─── MATERIAL PROVIDED

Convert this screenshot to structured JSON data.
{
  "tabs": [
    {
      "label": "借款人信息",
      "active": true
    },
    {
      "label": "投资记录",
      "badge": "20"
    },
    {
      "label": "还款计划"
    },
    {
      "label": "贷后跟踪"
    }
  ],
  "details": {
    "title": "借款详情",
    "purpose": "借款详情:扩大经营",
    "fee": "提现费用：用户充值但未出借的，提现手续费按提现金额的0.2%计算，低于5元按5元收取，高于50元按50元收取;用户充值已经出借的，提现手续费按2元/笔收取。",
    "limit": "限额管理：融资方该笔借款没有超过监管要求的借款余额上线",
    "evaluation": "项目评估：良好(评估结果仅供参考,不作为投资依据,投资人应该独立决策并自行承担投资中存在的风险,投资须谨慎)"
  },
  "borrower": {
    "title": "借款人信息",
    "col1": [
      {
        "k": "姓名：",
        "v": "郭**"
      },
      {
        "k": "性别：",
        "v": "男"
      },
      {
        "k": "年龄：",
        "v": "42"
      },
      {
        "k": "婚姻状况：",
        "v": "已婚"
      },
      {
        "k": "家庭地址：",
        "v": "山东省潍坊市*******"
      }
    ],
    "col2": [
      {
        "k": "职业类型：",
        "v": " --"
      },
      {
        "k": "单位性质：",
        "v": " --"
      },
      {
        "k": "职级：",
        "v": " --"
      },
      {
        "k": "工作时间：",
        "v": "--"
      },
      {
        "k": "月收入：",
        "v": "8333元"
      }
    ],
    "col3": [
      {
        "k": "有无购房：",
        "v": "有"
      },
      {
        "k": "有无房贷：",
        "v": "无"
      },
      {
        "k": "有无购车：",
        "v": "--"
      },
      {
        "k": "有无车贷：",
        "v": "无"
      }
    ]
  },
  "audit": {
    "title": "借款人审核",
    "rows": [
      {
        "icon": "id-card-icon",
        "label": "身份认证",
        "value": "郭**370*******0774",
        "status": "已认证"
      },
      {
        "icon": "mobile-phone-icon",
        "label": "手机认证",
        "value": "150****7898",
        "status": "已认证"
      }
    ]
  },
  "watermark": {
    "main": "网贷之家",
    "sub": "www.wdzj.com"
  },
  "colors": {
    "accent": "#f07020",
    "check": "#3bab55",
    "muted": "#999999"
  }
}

──────

**DESCRIPTION OF THE TASK**
Repeat the lines above exactly.

**ANSWER TO THIS EXERCISE**
Convert this screenshot to structured JSON data.
{
  "tabs": [
    {
      "label": "借款人信息",
      "active": true
    },
    {
      "label": "投资记录",
      "badge": "20"
    },
    {
      "label": "还款计划"
    },
    {
      "label": "贷后跟踪"
    }
  ],
  "details": {
    "title": "借款详情",
    "purpose": "借款详情:扩大经营",
    "fee": "提现费用：用户充值但未出借的，提现手续费按提现金额的0.2%计算，低于5元按5元收取，高于50元按50元收取;用户充值已经出借的，提现手续费按2元/笔收取。",
    "limit": "限额管理：融资方该笔借款没有超过监管要求的借款余额上线",
    "evaluation": "项目评估：良好(评估结果仅供参考,不作为投资依据,投资人应该独立决策并自行承担投资中存在的风险,投资须谨慎)"
  },
  "borrower": {
    "title": "借款人信息",
    "col1": [
      {
        "k": "姓名：",
        "v": "郭**"
      },
      {
        "k": "性别：",
        "v": "男"
      },
      {
        "k": "年龄：",
        "v": "42"
      },
      {
        "k": "婚姻状况：",
        "v": "已婚"
      },
      {
        "k": "家庭地址：",
        "v": "山东省潍坊市*******"
      }
    ],
    "col2": [
      {
        "k": "职业类型：",
        "v": " --"
      },
      {
        "k": "单位性质：",
        "v": " --"
      },
      {
        "k": "职级：",
        "v": " --"
      },
      {
        "k": "工作时间：",
        "v": "--"
      },
      {
        "k": "月收入：",
        "v": "8333元"
      }
    ],
    "col3": [
      {
        "k": "有无购房：",
        "v": "有"
      },
      {
        "k": "有无房贷：",
        "v": "无"
      },
      {
        "k": "有无购车：",
        "v": "--"
      },
      {
        "k": "有无车贷：",
        "v": "无"
      }
    ]
  },
  "audit": {
    "title": "借款人审核",
    "rows": [
      {
        "icon": "id-card-icon",
        "label": "身份认证",
        "value": "郭**370*******0774",
        "status": "已认证"
      },
      {
        "icon": "mobile-phone-icon",
        "label": "手机认证",
        "value": "150****7898",
        "status": "已认证"
      }
    ]
  },
  "watermark": {
    "main": "网贷之家",
    "sub": "www.wdzj.com"
  },
  "colors": {
    "accent": "#f07020",
    "check": "#3bab55",
    "muted": "#999999"
  }
}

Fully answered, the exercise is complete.